Instructions to follow:
This exercise calls for every line of the listing below that contains the word "chip".
(Records for this exercise)
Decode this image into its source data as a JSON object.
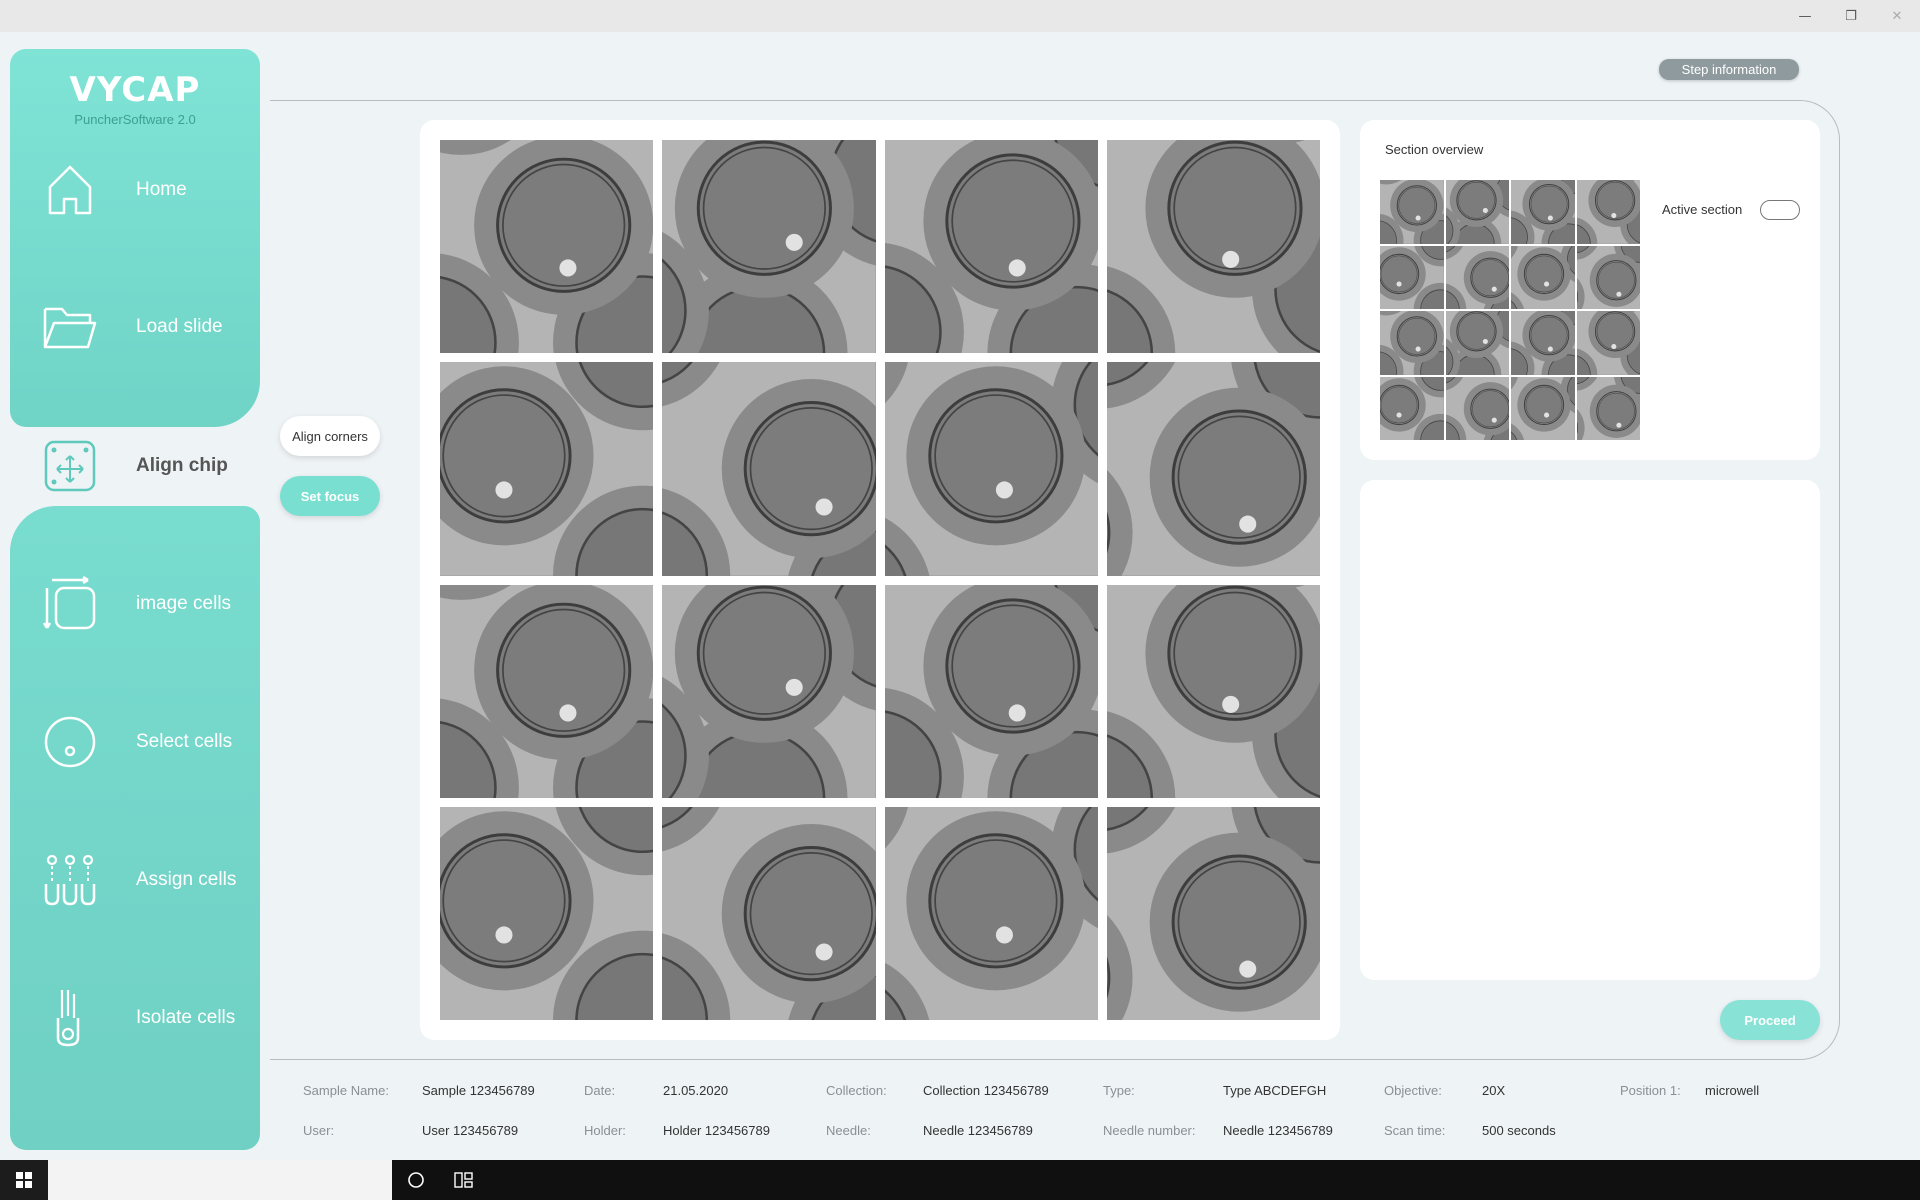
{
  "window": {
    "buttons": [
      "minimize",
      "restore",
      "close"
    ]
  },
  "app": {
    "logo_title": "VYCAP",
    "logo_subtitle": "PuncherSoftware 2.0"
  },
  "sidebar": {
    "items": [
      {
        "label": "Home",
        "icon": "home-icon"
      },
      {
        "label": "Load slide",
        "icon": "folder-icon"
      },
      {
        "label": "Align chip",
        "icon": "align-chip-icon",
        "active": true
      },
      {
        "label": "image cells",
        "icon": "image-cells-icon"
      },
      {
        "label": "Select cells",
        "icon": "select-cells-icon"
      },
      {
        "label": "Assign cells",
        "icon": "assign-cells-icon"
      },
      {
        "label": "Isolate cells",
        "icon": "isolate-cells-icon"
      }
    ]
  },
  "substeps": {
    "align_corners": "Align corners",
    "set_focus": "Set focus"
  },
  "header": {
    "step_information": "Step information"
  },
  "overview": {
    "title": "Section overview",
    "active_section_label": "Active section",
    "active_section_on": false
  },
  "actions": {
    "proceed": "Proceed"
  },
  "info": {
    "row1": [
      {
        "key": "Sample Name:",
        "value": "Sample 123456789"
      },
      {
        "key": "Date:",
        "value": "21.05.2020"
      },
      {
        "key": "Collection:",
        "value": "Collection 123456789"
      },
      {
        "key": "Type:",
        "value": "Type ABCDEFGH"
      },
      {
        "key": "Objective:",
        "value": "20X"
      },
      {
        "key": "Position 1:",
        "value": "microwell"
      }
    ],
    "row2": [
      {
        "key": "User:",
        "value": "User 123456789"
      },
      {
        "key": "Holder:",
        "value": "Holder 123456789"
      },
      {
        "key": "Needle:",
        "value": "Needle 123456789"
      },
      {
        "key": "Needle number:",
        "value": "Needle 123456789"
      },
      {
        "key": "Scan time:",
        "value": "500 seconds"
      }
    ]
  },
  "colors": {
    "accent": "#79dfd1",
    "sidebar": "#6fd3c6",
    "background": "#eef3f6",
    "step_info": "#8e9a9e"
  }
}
(End Records for this exercise)
Solution:
        "label": "Align chip",
        "icon": "align-chip-icon",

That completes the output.